# Data shown start

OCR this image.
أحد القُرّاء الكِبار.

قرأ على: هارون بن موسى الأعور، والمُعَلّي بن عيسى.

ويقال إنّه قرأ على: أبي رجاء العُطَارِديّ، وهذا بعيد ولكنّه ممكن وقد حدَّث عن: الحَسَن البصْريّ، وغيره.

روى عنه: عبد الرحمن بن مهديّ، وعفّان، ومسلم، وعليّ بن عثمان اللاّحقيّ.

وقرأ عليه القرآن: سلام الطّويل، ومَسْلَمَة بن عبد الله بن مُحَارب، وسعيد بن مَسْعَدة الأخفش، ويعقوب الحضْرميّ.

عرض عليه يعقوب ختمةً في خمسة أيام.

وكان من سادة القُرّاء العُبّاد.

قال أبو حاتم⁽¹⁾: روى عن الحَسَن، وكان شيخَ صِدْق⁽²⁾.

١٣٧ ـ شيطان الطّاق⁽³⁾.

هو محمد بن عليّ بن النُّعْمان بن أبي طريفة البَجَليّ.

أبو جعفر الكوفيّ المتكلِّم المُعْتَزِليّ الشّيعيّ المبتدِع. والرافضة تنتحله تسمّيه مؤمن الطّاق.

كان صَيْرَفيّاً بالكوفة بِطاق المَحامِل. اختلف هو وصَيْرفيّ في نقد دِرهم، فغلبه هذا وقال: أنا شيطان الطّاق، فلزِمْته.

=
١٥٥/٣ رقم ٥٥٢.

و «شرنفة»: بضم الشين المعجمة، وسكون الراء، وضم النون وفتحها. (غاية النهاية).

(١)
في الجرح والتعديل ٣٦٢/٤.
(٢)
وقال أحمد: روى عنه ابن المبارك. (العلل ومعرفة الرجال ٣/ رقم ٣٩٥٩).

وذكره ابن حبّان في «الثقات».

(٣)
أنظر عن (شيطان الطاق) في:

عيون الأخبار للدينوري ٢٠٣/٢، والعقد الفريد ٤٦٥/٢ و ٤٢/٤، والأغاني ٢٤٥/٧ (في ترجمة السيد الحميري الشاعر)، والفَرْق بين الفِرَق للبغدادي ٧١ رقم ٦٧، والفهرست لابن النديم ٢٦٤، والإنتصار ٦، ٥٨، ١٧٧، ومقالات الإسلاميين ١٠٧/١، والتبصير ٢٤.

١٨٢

# Data shown end
# Data shown start

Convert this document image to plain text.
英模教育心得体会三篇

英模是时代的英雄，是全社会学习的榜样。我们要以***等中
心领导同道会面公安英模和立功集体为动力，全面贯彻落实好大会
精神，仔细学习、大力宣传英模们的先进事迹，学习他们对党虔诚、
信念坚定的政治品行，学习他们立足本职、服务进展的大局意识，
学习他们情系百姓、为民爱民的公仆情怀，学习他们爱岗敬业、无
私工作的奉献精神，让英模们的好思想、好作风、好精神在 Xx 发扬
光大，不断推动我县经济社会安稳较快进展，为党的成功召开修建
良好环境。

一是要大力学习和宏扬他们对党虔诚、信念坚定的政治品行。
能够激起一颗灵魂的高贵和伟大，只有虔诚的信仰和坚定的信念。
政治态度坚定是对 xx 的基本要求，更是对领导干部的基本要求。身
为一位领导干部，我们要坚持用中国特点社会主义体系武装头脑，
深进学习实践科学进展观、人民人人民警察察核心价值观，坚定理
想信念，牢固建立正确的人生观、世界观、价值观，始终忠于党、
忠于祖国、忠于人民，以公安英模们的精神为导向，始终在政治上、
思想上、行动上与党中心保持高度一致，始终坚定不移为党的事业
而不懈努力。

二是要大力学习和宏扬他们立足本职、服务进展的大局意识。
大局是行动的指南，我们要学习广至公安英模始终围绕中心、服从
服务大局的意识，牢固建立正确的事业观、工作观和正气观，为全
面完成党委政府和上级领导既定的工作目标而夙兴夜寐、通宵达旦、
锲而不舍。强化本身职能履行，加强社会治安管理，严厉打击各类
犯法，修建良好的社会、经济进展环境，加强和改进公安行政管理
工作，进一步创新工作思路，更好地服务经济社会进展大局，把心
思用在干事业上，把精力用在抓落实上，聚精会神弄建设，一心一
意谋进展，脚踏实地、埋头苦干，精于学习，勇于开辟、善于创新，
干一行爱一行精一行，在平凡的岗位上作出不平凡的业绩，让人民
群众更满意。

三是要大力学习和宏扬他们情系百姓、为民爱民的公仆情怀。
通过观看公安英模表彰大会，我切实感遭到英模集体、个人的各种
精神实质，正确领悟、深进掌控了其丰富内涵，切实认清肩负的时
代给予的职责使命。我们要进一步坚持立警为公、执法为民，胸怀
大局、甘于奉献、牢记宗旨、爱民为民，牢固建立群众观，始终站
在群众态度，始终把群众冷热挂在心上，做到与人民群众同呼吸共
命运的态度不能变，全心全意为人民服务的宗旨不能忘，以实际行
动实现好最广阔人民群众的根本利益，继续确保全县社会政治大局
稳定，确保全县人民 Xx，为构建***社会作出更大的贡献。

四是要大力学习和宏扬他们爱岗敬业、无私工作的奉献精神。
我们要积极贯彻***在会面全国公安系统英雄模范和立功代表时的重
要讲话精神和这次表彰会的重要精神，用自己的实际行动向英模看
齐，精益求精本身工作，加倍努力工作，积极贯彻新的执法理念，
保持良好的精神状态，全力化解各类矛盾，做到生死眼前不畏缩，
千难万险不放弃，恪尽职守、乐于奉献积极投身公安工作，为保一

# Data shown end
# Data shown start

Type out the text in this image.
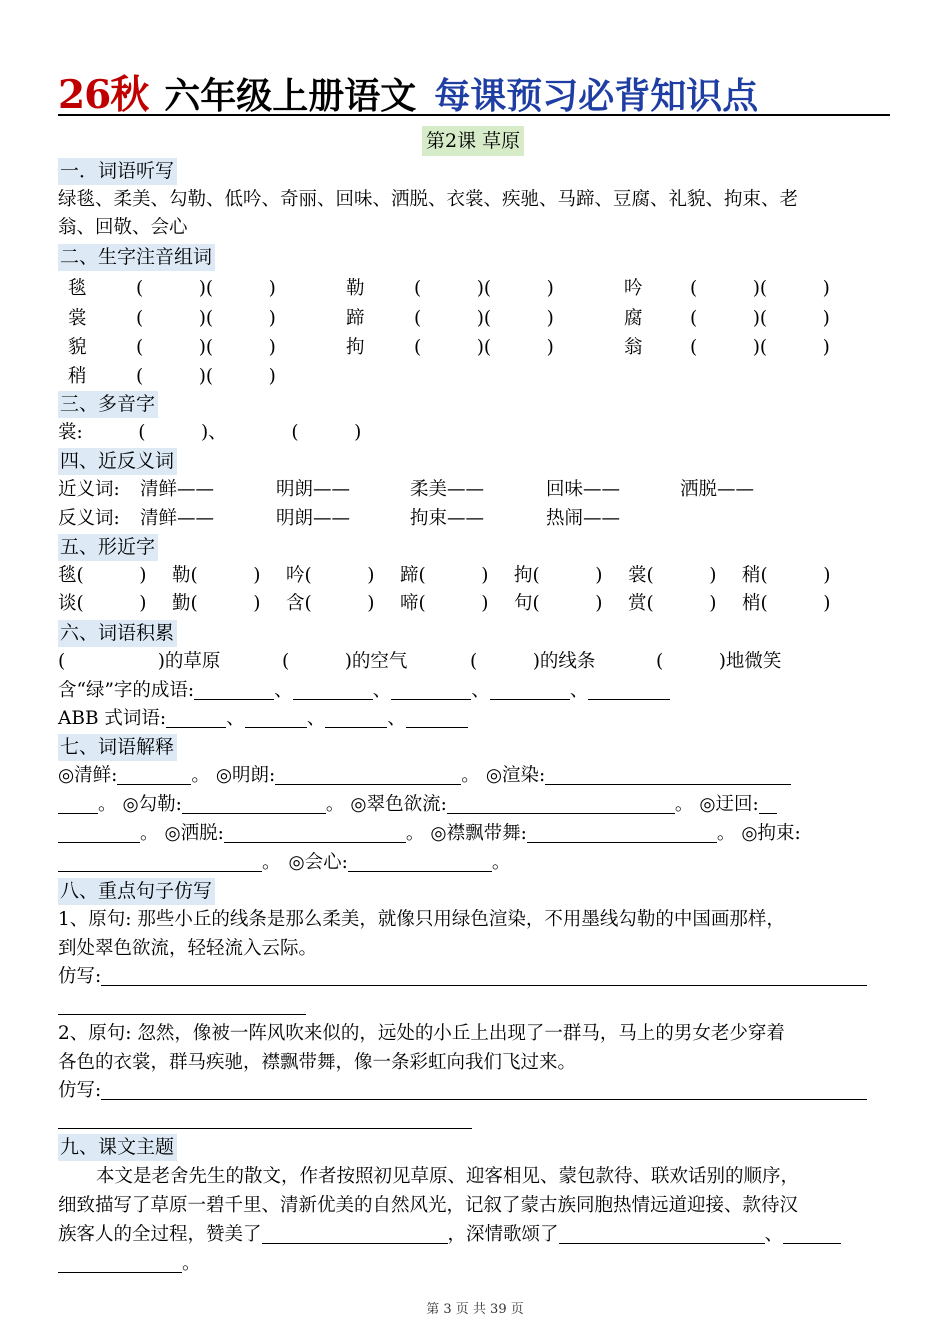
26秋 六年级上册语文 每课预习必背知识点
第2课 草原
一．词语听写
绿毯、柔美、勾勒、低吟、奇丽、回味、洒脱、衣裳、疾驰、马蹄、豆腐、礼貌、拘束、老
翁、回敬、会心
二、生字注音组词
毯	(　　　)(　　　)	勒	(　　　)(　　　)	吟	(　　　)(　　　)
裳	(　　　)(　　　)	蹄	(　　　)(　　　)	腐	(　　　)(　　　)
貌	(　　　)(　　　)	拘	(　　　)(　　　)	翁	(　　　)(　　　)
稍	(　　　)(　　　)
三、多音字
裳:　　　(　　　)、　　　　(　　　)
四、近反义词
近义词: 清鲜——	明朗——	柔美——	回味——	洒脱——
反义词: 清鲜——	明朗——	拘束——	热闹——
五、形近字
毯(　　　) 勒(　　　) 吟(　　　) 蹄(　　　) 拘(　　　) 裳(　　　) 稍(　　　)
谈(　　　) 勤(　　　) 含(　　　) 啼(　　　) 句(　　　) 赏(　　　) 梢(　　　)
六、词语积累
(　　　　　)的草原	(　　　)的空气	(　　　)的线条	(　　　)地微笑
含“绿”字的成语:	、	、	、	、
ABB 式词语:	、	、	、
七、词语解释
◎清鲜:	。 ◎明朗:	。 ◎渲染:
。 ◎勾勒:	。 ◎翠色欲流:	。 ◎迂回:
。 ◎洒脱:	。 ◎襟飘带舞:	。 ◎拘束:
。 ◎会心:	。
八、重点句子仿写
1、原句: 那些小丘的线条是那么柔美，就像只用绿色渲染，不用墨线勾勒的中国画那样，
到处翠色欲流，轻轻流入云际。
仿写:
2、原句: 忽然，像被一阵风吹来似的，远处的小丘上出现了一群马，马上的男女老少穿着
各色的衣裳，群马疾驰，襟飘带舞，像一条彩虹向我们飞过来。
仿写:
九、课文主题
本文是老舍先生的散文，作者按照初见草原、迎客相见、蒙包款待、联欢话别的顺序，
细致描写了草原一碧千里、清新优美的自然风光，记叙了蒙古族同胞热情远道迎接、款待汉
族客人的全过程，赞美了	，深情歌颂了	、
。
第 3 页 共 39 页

# Data shown end

Copy all lines in the listing above where the string "عليه" appears.

## Task output
وقرأ عليه القرآن: سلام الطّويل، ومَسْلَمَة بن عبد الله بن مُحَارب، وسعيد بن مَسْعَدة الأخفش، ويعقوب الحضْرميّ.
عرض عليه يعقوب ختمةً في خمسة أيام.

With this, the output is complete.